### Stated task
Isolate every line in the records below with "detail" in it.

+++ Rows

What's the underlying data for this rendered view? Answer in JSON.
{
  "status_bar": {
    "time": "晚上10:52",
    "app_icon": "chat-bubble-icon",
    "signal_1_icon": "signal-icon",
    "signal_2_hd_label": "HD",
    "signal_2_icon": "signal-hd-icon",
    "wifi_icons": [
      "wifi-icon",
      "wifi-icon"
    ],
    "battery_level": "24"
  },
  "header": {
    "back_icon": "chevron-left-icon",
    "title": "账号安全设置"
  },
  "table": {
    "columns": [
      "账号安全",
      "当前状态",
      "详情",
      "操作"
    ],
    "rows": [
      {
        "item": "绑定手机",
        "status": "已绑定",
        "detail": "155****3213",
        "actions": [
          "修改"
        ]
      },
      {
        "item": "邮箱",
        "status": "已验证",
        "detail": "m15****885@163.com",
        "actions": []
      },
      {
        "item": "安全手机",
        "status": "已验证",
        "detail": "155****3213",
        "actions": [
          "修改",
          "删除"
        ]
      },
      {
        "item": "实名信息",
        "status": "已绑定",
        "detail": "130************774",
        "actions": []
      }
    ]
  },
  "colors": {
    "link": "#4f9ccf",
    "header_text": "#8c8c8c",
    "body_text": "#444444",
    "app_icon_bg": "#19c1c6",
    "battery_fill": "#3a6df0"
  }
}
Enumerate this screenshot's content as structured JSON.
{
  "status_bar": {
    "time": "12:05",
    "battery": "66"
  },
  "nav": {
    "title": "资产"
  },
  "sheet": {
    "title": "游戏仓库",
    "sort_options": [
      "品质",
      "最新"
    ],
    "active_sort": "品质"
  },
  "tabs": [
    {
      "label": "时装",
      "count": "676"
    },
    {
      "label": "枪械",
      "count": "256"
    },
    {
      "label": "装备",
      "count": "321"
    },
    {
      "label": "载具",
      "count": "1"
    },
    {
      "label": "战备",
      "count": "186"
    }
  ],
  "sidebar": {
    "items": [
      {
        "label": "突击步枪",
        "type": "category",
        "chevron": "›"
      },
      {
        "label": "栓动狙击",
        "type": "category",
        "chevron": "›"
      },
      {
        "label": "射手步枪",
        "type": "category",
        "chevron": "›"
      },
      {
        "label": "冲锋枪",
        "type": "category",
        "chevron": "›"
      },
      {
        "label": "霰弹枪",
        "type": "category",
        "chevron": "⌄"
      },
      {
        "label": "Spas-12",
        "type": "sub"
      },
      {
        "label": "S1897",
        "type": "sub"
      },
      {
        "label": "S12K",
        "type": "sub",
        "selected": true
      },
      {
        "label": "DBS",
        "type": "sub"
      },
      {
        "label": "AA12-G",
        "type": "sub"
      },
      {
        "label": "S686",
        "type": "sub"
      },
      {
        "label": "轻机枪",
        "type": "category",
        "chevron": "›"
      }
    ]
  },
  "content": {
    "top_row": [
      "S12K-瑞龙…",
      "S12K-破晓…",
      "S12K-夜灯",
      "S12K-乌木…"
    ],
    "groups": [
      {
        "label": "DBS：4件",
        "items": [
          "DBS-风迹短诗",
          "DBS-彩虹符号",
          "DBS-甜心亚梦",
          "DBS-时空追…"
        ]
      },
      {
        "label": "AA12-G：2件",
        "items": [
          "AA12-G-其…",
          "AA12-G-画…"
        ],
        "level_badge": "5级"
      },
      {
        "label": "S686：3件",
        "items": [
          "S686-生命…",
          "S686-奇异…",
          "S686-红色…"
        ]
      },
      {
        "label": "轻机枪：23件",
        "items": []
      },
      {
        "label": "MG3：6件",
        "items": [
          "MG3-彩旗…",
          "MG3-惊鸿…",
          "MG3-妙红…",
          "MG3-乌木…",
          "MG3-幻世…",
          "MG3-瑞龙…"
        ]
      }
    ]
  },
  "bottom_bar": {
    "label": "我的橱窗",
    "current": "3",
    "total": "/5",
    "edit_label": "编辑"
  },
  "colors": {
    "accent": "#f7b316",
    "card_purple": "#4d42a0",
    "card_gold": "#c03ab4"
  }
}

++++++

### Solution to this exercise
        "detail": "155****3213",
        "detail": "m15****885@163.com",
        "detail": "155****3213",
        "detail": "130************774",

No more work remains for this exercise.